** STATED PROBLEM **
Please give the count of lines holding the string "content" and nothing besides.

** RECORDS PROVIDED **

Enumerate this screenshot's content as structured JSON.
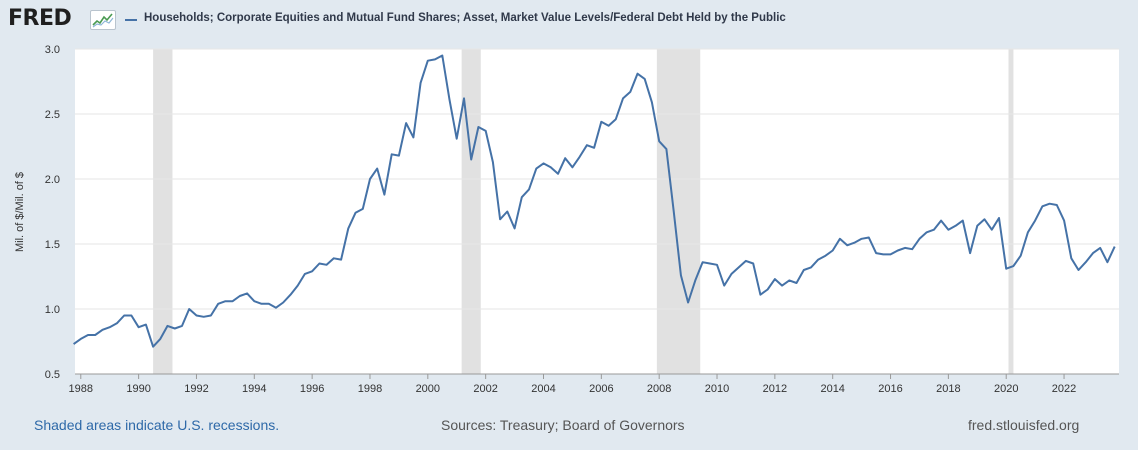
{
  "header": {
    "logo_text": "FRED",
    "logo_icon": "graph-icon"
  },
  "colors": {
    "page_background": "#e1e9f0",
    "plot_background": "#ffffff",
    "series_line": "#4572a7",
    "recession_shade": "#e1e1e1",
    "gridline": "#e6e6e6",
    "footer_link": "#2e69a8"
  },
  "footer": {
    "note": "Shaded areas indicate U.S. recessions.",
    "sources": "Sources: Treasury; Board of Governors",
    "site": "fred.stlouisfed.org"
  },
  "chart_data": {
    "type": "line",
    "title": "",
    "xlabel": "",
    "ylabel": "Mil. of $/Mil. of $",
    "legend_position": "top-left",
    "grid": true,
    "xlim": [
      1987.8,
      2023.9
    ],
    "ylim": [
      0.5,
      3.0
    ],
    "x_ticks": [
      1988,
      1990,
      1992,
      1994,
      1996,
      1998,
      2000,
      2002,
      2004,
      2006,
      2008,
      2010,
      2012,
      2014,
      2016,
      2018,
      2020,
      2022
    ],
    "x_tick_labels": [
      "1988",
      "1990",
      "1992",
      "1994",
      "1996",
      "1998",
      "2000",
      "2002",
      "2004",
      "2006",
      "2008",
      "2010",
      "2012",
      "2014",
      "2016",
      "2018",
      "2020",
      "2022"
    ],
    "y_ticks": [
      0.5,
      1.0,
      1.5,
      2.0,
      2.5,
      3.0
    ],
    "y_tick_labels": [
      "0.5",
      "1.0",
      "1.5",
      "2.0",
      "2.5",
      "3.0"
    ],
    "recessions": [
      {
        "start": 1990.5,
        "end": 1991.17
      },
      {
        "start": 2001.17,
        "end": 2001.83
      },
      {
        "start": 2007.92,
        "end": 2009.42
      },
      {
        "start": 2020.08,
        "end": 2020.25
      }
    ],
    "series": [
      {
        "name": "Households; Corporate Equities and Mutual Fund Shares; Asset, Market Value Levels/Federal Debt Held by the Public",
        "x": [
          1987.75,
          1988.0,
          1988.25,
          1988.5,
          1988.75,
          1989.0,
          1989.25,
          1989.5,
          1989.75,
          1990.0,
          1990.25,
          1990.5,
          1990.75,
          1991.0,
          1991.25,
          1991.5,
          1991.75,
          1992.0,
          1992.25,
          1992.5,
          1992.75,
          1993.0,
          1993.25,
          1993.5,
          1993.75,
          1994.0,
          1994.25,
          1994.5,
          1994.75,
          1995.0,
          1995.25,
          1995.5,
          1995.75,
          1996.0,
          1996.25,
          1996.5,
          1996.75,
          1997.0,
          1997.25,
          1997.5,
          1997.75,
          1998.0,
          1998.25,
          1998.5,
          1998.75,
          1999.0,
          1999.25,
          1999.5,
          1999.75,
          2000.0,
          2000.25,
          2000.5,
          2000.75,
          2001.0,
          2001.25,
          2001.5,
          2001.75,
          2002.0,
          2002.25,
          2002.5,
          2002.75,
          2003.0,
          2003.25,
          2003.5,
          2003.75,
          2004.0,
          2004.25,
          2004.5,
          2004.75,
          2005.0,
          2005.25,
          2005.5,
          2005.75,
          2006.0,
          2006.25,
          2006.5,
          2006.75,
          2007.0,
          2007.25,
          2007.5,
          2007.75,
          2008.0,
          2008.25,
          2008.5,
          2008.75,
          2009.0,
          2009.25,
          2009.5,
          2009.75,
          2010.0,
          2010.25,
          2010.5,
          2010.75,
          2011.0,
          2011.25,
          2011.5,
          2011.75,
          2012.0,
          2012.25,
          2012.5,
          2012.75,
          2013.0,
          2013.25,
          2013.5,
          2013.75,
          2014.0,
          2014.25,
          2014.5,
          2014.75,
          2015.0,
          2015.25,
          2015.5,
          2015.75,
          2016.0,
          2016.25,
          2016.5,
          2016.75,
          2017.0,
          2017.25,
          2017.5,
          2017.75,
          2018.0,
          2018.25,
          2018.5,
          2018.75,
          2019.0,
          2019.25,
          2019.5,
          2019.75,
          2020.0,
          2020.25,
          2020.5,
          2020.75,
          2021.0,
          2021.25,
          2021.5,
          2021.75,
          2022.0,
          2022.25,
          2022.5,
          2022.75,
          2023.0,
          2023.25,
          2023.5,
          2023.75
        ],
        "values": [
          0.73,
          0.77,
          0.8,
          0.8,
          0.84,
          0.86,
          0.89,
          0.95,
          0.95,
          0.86,
          0.88,
          0.71,
          0.77,
          0.87,
          0.85,
          0.87,
          1.0,
          0.95,
          0.94,
          0.95,
          1.04,
          1.06,
          1.06,
          1.1,
          1.12,
          1.06,
          1.04,
          1.04,
          1.01,
          1.05,
          1.11,
          1.18,
          1.27,
          1.29,
          1.35,
          1.34,
          1.39,
          1.38,
          1.62,
          1.74,
          1.77,
          2.0,
          2.08,
          1.88,
          2.19,
          2.18,
          2.43,
          2.32,
          2.74,
          2.91,
          2.92,
          2.95,
          2.61,
          2.31,
          2.62,
          2.15,
          2.4,
          2.37,
          2.13,
          1.69,
          1.75,
          1.62,
          1.86,
          1.92,
          2.08,
          2.12,
          2.09,
          2.04,
          2.16,
          2.09,
          2.17,
          2.26,
          2.24,
          2.44,
          2.41,
          2.46,
          2.62,
          2.67,
          2.81,
          2.77,
          2.59,
          2.29,
          2.23,
          1.76,
          1.26,
          1.05,
          1.22,
          1.36,
          1.35,
          1.34,
          1.18,
          1.27,
          1.32,
          1.37,
          1.35,
          1.11,
          1.15,
          1.23,
          1.18,
          1.22,
          1.2,
          1.3,
          1.32,
          1.38,
          1.41,
          1.45,
          1.54,
          1.49,
          1.51,
          1.54,
          1.55,
          1.43,
          1.42,
          1.42,
          1.45,
          1.47,
          1.46,
          1.54,
          1.59,
          1.61,
          1.68,
          1.61,
          1.64,
          1.68,
          1.43,
          1.64,
          1.69,
          1.61,
          1.7,
          1.31,
          1.33,
          1.41,
          1.59,
          1.68,
          1.79,
          1.81,
          1.8,
          1.68,
          1.39,
          1.3,
          1.36,
          1.43,
          1.47,
          1.36,
          1.48
        ]
      }
    ]
  }
}
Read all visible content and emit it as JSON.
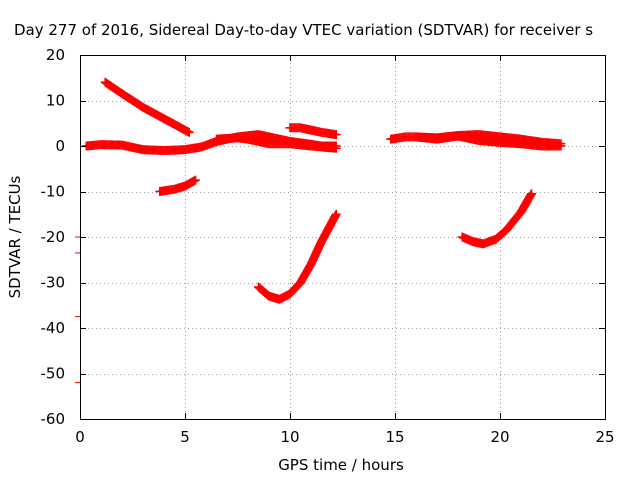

** FINISHED TASK **
2